▶ _What you are asked to do_: Would you transcribe the whole listing exactly, minus its pictures?

▶ _Some records_:
# # # # #

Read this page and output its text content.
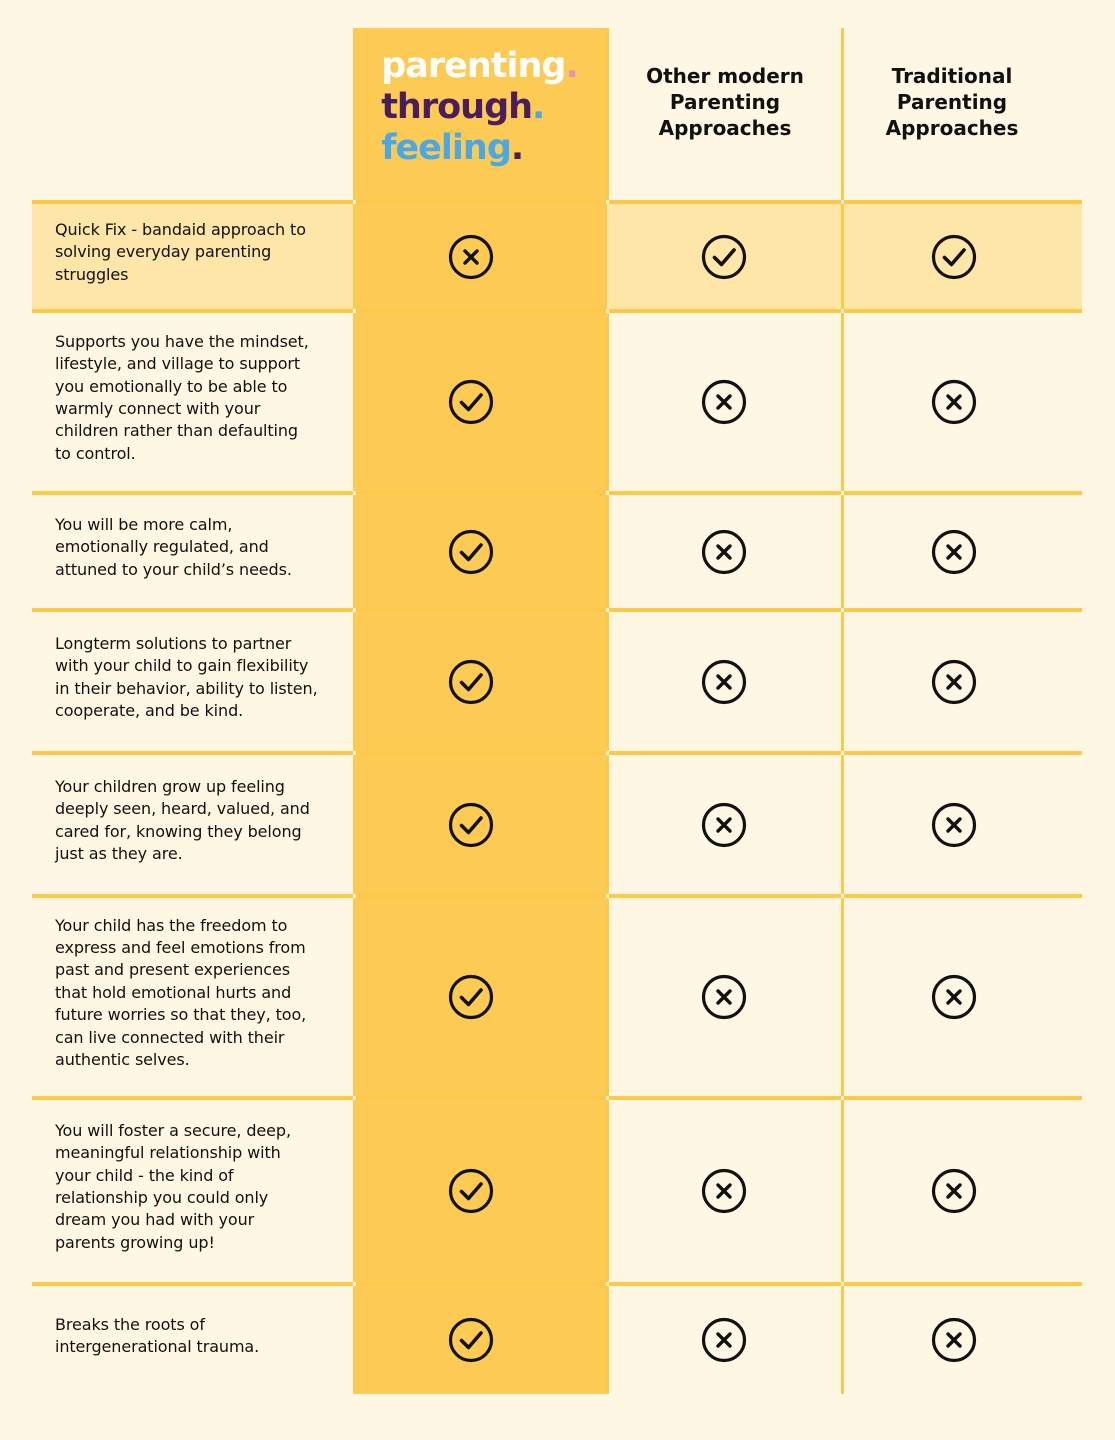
parenting.
through.
feeling.
Other modern
Parenting
Approaches
Traditional
Parenting
Approaches
Quick Fix - bandaid approach to
solving everyday parenting
struggles
Supports you have the mindset,
lifestyle, and village to support
you emotionally to be able to
warmly connect with your
children rather than defaulting
to control.
You will be more calm,
emotionally regulated, and
attuned to your child’s needs.
Longterm solutions to partner
with your child to gain flexibility
in their behavior, ability to listen,
cooperate, and be kind.
Your children grow up feeling
deeply seen, heard, valued, and
cared for, knowing they belong
just as they are.
Your child has the freedom to
express and feel emotions from
past and present experiences
that hold emotional hurts and
future worries so that they, too,
can live connected with their
authentic selves.
You will foster a secure, deep,
meaningful relationship with
your child - the kind of
relationship you could only
dream you had with your
parents growing up!
Breaks the roots of
intergenerational trauma.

# # # # #

▶ _Solved problem_:
Read this page and output its text content.
parenting.
through.
feeling.
Other modern
Parenting
Approaches
Traditional
Parenting
Approaches
Quick Fix - bandaid approach to
solving everyday parenting
struggles
Supports you have the mindset,
lifestyle, and village to support
you emotionally to be able to
warmly connect with your
children rather than defaulting
to control.
You will be more calm,
emotionally regulated, and
attuned to your child’s needs.
Longterm solutions to partner
with your child to gain flexibility
in their behavior, ability to listen,
cooperate, and be kind.
Your children grow up feeling
deeply seen, heard, valued, and
cared for, knowing they belong
just as they are.
Your child has the freedom to
express and feel emotions from
past and present experiences
that hold emotional hurts and
future worries so that they, too,
can live connected with their
authentic selves.
You will foster a secure, deep,
meaningful relationship with
your child - the kind of
relationship you could only
dream you had with your
parents growing up!
Breaks the roots of
intergenerational trauma.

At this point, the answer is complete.